**Given request:**
Below is a block of records; repeat each one exactly.

**Record excerpts:**
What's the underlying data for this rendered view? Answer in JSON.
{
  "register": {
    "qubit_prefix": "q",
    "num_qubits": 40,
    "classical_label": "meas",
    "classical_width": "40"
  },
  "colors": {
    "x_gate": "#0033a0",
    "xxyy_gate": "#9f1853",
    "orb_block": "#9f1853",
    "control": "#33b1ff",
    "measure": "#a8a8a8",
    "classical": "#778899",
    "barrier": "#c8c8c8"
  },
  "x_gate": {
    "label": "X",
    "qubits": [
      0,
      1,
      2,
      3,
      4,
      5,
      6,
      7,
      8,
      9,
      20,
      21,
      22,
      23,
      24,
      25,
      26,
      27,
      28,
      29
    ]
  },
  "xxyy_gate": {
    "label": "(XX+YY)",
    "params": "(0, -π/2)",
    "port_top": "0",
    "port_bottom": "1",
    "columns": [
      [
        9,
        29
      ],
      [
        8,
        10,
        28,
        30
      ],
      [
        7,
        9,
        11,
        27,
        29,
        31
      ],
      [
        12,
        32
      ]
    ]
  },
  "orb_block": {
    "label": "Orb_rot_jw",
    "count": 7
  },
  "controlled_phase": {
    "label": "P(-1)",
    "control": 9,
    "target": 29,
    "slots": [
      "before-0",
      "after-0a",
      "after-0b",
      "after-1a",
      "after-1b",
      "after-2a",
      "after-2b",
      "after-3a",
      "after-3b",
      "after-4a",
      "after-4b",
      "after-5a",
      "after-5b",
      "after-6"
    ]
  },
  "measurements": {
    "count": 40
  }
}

**Result below:**
What's the underlying data for this rendered view? Answer in JSON.
{
  "register": {
    "qubit_prefix": "q",
    "num_qubits": 40,
    "classical_label": "meas",
    "classical_width": "40"
  },
  "colors": {
    "x_gate": "#0033a0",
    "xxyy_gate": "#9f1853",
    "orb_block": "#9f1853",
    "control": "#33b1ff",
    "measure": "#a8a8a8",
    "classical": "#778899",
    "barrier": "#c8c8c8"
  },
  "x_gate": {
    "label": "X",
    "qubits": [
      0,
      1,
      2,
      3,
      4,
      5,
      6,
      7,
      8,
      9,
      20,
      21,
      22,
      23,
      24,
      25,
      26,
      27,
      28,
      29
    ]
  },
  "xxyy_gate": {
    "label": "(XX+YY)",
    "params": "(0, -π/2)",
    "port_top": "0",
    "port_bottom": "1",
    "columns": [
      [
        9,
        29
      ],
      [
        8,
        10,
        28,
        30
      ],
      [
        7,
        9,
        11,
        27,
        29,
        31
      ],
      [
        12,
        32
      ]
    ]
  },
  "orb_block": {
    "label": "Orb_rot_jw",
    "count": 7
  },
  "controlled_phase": {
    "label": "P(-1)",
    "control": 9,
    "target": 29,
    "slots": [
      "before-0",
      "after-0a",
      "after-0b",
      "after-1a",
      "after-1b",
      "after-2a",
      "after-2b",
      "after-3a",
      "after-3b",
      "after-4a",
      "after-4b",
      "after-5a",
      "after-5b",
      "after-6"
    ]
  },
  "measurements": {
    "count": 40
  }
}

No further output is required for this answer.